(Dataset entries)
┌────────

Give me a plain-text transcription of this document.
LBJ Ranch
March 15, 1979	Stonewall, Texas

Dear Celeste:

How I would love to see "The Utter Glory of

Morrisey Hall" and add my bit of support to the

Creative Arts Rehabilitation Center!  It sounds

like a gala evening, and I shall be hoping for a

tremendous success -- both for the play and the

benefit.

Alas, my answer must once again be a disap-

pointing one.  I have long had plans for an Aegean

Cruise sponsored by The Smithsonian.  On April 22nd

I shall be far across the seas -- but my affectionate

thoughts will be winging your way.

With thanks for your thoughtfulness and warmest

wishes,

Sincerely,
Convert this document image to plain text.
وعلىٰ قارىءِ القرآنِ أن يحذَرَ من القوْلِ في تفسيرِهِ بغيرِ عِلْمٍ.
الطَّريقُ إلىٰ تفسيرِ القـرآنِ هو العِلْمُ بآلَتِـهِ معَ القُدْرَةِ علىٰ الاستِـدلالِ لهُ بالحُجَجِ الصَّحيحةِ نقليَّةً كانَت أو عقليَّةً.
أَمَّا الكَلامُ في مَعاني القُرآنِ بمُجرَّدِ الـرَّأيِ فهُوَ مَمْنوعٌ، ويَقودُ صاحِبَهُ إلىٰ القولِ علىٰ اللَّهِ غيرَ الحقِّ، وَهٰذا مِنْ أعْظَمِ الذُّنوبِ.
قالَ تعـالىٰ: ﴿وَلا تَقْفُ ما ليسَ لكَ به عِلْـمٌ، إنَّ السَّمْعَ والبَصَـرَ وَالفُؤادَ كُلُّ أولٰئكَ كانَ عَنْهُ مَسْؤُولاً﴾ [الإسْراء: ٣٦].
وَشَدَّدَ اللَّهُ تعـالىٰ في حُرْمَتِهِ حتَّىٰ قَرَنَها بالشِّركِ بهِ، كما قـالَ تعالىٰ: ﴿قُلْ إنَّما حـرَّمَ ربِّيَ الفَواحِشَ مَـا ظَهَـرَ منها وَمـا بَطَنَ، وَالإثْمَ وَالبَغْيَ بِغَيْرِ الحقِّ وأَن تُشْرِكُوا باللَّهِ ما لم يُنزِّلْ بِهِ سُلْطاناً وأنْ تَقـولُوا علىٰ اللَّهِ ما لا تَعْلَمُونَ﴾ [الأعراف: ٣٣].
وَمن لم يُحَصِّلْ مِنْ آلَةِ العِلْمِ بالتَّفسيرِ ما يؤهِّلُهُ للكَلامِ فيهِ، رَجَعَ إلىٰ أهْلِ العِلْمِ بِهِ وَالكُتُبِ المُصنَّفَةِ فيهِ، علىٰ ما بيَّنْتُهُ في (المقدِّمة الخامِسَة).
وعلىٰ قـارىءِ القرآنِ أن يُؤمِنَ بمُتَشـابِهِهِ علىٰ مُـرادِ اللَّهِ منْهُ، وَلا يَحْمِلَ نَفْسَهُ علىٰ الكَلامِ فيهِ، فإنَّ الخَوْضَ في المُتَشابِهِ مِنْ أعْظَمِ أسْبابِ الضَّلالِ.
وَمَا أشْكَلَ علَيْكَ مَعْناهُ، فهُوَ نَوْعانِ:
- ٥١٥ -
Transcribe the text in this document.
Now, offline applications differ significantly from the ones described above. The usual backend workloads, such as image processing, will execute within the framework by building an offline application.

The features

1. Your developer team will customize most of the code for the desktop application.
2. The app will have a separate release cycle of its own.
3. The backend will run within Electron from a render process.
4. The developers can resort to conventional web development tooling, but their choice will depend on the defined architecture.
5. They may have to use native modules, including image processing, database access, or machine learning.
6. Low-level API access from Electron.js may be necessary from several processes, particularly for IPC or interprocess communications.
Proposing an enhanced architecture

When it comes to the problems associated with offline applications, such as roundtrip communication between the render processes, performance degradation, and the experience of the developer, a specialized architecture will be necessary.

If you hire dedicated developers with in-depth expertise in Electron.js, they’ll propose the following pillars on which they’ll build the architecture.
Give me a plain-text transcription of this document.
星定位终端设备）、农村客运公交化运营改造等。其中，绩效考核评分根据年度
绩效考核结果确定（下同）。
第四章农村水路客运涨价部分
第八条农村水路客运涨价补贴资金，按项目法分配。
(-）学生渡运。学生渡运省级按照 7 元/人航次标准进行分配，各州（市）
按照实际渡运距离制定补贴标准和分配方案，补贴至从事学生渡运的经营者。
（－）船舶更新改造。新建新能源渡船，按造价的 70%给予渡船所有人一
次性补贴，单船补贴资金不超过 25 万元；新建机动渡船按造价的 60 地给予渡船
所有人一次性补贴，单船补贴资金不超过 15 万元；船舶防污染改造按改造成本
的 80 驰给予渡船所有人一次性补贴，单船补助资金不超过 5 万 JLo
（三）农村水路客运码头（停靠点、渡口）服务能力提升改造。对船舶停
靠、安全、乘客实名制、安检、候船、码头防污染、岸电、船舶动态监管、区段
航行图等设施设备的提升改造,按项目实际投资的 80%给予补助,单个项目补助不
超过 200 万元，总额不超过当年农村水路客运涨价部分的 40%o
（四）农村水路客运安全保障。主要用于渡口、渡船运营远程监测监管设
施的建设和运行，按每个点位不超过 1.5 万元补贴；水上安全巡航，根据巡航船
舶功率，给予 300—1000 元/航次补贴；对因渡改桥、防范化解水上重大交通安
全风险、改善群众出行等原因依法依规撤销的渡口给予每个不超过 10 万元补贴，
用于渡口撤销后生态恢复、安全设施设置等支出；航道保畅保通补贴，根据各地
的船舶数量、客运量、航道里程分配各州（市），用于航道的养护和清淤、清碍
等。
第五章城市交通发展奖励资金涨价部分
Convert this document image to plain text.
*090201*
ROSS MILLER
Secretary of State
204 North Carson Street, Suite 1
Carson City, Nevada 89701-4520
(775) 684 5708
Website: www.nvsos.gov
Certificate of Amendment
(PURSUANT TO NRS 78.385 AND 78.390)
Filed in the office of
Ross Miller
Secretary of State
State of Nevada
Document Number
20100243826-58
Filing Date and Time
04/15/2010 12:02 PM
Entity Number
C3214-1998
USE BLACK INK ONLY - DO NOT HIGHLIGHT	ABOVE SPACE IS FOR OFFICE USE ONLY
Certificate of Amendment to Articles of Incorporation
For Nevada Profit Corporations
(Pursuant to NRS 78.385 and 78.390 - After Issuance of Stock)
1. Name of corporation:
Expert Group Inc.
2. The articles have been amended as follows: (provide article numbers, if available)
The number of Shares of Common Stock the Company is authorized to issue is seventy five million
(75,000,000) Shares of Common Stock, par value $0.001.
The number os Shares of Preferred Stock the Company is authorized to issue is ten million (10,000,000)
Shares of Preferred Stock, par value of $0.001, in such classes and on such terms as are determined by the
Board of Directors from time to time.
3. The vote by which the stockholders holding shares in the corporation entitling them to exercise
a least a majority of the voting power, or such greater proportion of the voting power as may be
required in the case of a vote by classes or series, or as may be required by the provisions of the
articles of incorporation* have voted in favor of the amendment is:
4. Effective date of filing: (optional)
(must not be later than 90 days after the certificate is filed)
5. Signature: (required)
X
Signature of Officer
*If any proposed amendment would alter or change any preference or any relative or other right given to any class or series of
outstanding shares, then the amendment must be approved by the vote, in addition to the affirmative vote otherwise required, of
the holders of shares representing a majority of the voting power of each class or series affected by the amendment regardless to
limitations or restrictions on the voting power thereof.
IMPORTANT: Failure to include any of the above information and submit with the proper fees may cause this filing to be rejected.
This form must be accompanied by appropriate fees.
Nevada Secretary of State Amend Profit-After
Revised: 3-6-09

└────────

# Exercise task
Repeat the material above exactly.

# The solution
Give me a plain-text transcription of this document.
LBJ Ranch
March 15, 1979	Stonewall, Texas

Dear Celeste:

How I would love to see "The Utter Glory of

Morrisey Hall" and add my bit of support to the

Creative Arts Rehabilitation Center!  It sounds

like a gala evening, and I shall be hoping for a

tremendous success -- both for the play and the

benefit.

Alas, my answer must once again be a disap-

pointing one.  I have long had plans for an Aegean

Cruise sponsored by The Smithsonian.  On April 22nd

I shall be far across the seas -- but my affectionate

thoughts will be winging your way.

With thanks for your thoughtfulness and warmest

wishes,

Sincerely,
Convert this document image to plain text.
وعلىٰ قارىءِ القرآنِ أن يحذَرَ من القوْلِ في تفسيرِهِ بغيرِ عِلْمٍ.
الطَّريقُ إلىٰ تفسيرِ القـرآنِ هو العِلْمُ بآلَتِـهِ معَ القُدْرَةِ علىٰ الاستِـدلالِ لهُ بالحُجَجِ الصَّحيحةِ نقليَّةً كانَت أو عقليَّةً.
أَمَّا الكَلامُ في مَعاني القُرآنِ بمُجرَّدِ الـرَّأيِ فهُوَ مَمْنوعٌ، ويَقودُ صاحِبَهُ إلىٰ القولِ علىٰ اللَّهِ غيرَ الحقِّ، وَهٰذا مِنْ أعْظَمِ الذُّنوبِ.
قالَ تعـالىٰ: ﴿وَلا تَقْفُ ما ليسَ لكَ به عِلْـمٌ، إنَّ السَّمْعَ والبَصَـرَ وَالفُؤادَ كُلُّ أولٰئكَ كانَ عَنْهُ مَسْؤُولاً﴾ [الإسْراء: ٣٦].
وَشَدَّدَ اللَّهُ تعـالىٰ في حُرْمَتِهِ حتَّىٰ قَرَنَها بالشِّركِ بهِ، كما قـالَ تعالىٰ: ﴿قُلْ إنَّما حـرَّمَ ربِّيَ الفَواحِشَ مَـا ظَهَـرَ منها وَمـا بَطَنَ، وَالإثْمَ وَالبَغْيَ بِغَيْرِ الحقِّ وأَن تُشْرِكُوا باللَّهِ ما لم يُنزِّلْ بِهِ سُلْطاناً وأنْ تَقـولُوا علىٰ اللَّهِ ما لا تَعْلَمُونَ﴾ [الأعراف: ٣٣].
وَمن لم يُحَصِّلْ مِنْ آلَةِ العِلْمِ بالتَّفسيرِ ما يؤهِّلُهُ للكَلامِ فيهِ، رَجَعَ إلىٰ أهْلِ العِلْمِ بِهِ وَالكُتُبِ المُصنَّفَةِ فيهِ، علىٰ ما بيَّنْتُهُ في (المقدِّمة الخامِسَة).
وعلىٰ قـارىءِ القرآنِ أن يُؤمِنَ بمُتَشـابِهِهِ علىٰ مُـرادِ اللَّهِ منْهُ، وَلا يَحْمِلَ نَفْسَهُ علىٰ الكَلامِ فيهِ، فإنَّ الخَوْضَ في المُتَشابِهِ مِنْ أعْظَمِ أسْبابِ الضَّلالِ.
وَمَا أشْكَلَ علَيْكَ مَعْناهُ، فهُوَ نَوْعانِ:
- ٥١٥ -
Transcribe the text in this document.
Now, offline applications differ significantly from the ones described above. The usual backend workloads, such as image processing, will execute within the framework by building an offline application.

The features

1. Your developer team will customize most of the code for the desktop application.
2. The app will have a separate release cycle of its own.
3. The backend will run within Electron from a render process.
4. The developers can resort to conventional web development tooling, but their choice will depend on the defined architecture.
5. They may have to use native modules, including image processing, database access, or machine learning.
6. Low-level API access from Electron.js may be necessary from several processes, particularly for IPC or interprocess communications.
Proposing an enhanced architecture

When it comes to the problems associated with offline applications, such as roundtrip communication between the render processes, performance degradation, and the experience of the developer, a specialized architecture will be necessary.

If you hire dedicated developers with in-depth expertise in Electron.js, they’ll propose the following pillars on which they’ll build the architecture.
Give me a plain-text transcription of this document.
星定位终端设备）、农村客运公交化运营改造等。其中，绩效考核评分根据年度
绩效考核结果确定（下同）。
第四章农村水路客运涨价部分
第八条农村水路客运涨价补贴资金，按项目法分配。
(-）学生渡运。学生渡运省级按照 7 元/人航次标准进行分配，各州（市）
按照实际渡运距离制定补贴标准和分配方案，补贴至从事学生渡运的经营者。
（－）船舶更新改造。新建新能源渡船，按造价的 70%给予渡船所有人一
次性补贴，单船补贴资金不超过 25 万元；新建机动渡船按造价的 60 地给予渡船
所有人一次性补贴，单船补贴资金不超过 15 万元；船舶防污染改造按改造成本
的 80 驰给予渡船所有人一次性补贴，单船补助资金不超过 5 万 JLo
（三）农村水路客运码头（停靠点、渡口）服务能力提升改造。对船舶停
靠、安全、乘客实名制、安检、候船、码头防污染、岸电、船舶动态监管、区段
航行图等设施设备的提升改造,按项目实际投资的 80%给予补助,单个项目补助不
超过 200 万元，总额不超过当年农村水路客运涨价部分的 40%o
（四）农村水路客运安全保障。主要用于渡口、渡船运营远程监测监管设
施的建设和运行，按每个点位不超过 1.5 万元补贴；水上安全巡航，根据巡航船
舶功率，给予 300—1000 元/航次补贴；对因渡改桥、防范化解水上重大交通安
全风险、改善群众出行等原因依法依规撤销的渡口给予每个不超过 10 万元补贴，
用于渡口撤销后生态恢复、安全设施设置等支出；航道保畅保通补贴，根据各地
的船舶数量、客运量、航道里程分配各州（市），用于航道的养护和清淤、清碍
等。
第五章城市交通发展奖励资金涨价部分
Convert this document image to plain text.
*090201*
ROSS MILLER
Secretary of State
204 North Carson Street, Suite 1
Carson City, Nevada 89701-4520
(775) 684 5708
Website: www.nvsos.gov
Certificate of Amendment
(PURSUANT TO NRS 78.385 AND 78.390)
Filed in the office of
Ross Miller
Secretary of State
State of Nevada
Document Number
20100243826-58
Filing Date and Time
04/15/2010 12:02 PM
Entity Number
C3214-1998
USE BLACK INK ONLY - DO NOT HIGHLIGHT	ABOVE SPACE IS FOR OFFICE USE ONLY
Certificate of Amendment to Articles of Incorporation
For Nevada Profit Corporations
(Pursuant to NRS 78.385 and 78.390 - After Issuance of Stock)
1. Name of corporation:
Expert Group Inc.
2. The articles have been amended as follows: (provide article numbers, if available)
The number of Shares of Common Stock the Company is authorized to issue is seventy five million
(75,000,000) Shares of Common Stock, par value $0.001.
The number os Shares of Preferred Stock the Company is authorized to issue is ten million (10,000,000)
Shares of Preferred Stock, par value of $0.001, in such classes and on such terms as are determined by the
Board of Directors from time to time.
3. The vote by which the stockholders holding shares in the corporation entitling them to exercise
a least a majority of the voting power, or such greater proportion of the voting power as may be
required in the case of a vote by classes or series, or as may be required by the provisions of the
articles of incorporation* have voted in favor of the amendment is:
4. Effective date of filing: (optional)
(must not be later than 90 days after the certificate is filed)
5. Signature: (required)
X
Signature of Officer
*If any proposed amendment would alter or change any preference or any relative or other right given to any class or series of
outstanding shares, then the amendment must be approved by the vote, in addition to the affirmative vote otherwise required, of
the holders of shares representing a majority of the voting power of each class or series affected by the amendment regardless to
limitations or restrictions on the voting power thereof.
IMPORTANT: Failure to include any of the above information and submit with the proper fees may cause this filing to be rejected.
This form must be accompanied by appropriate fees.
Nevada Secretary of State Amend Profit-After
Revised: 3-6-09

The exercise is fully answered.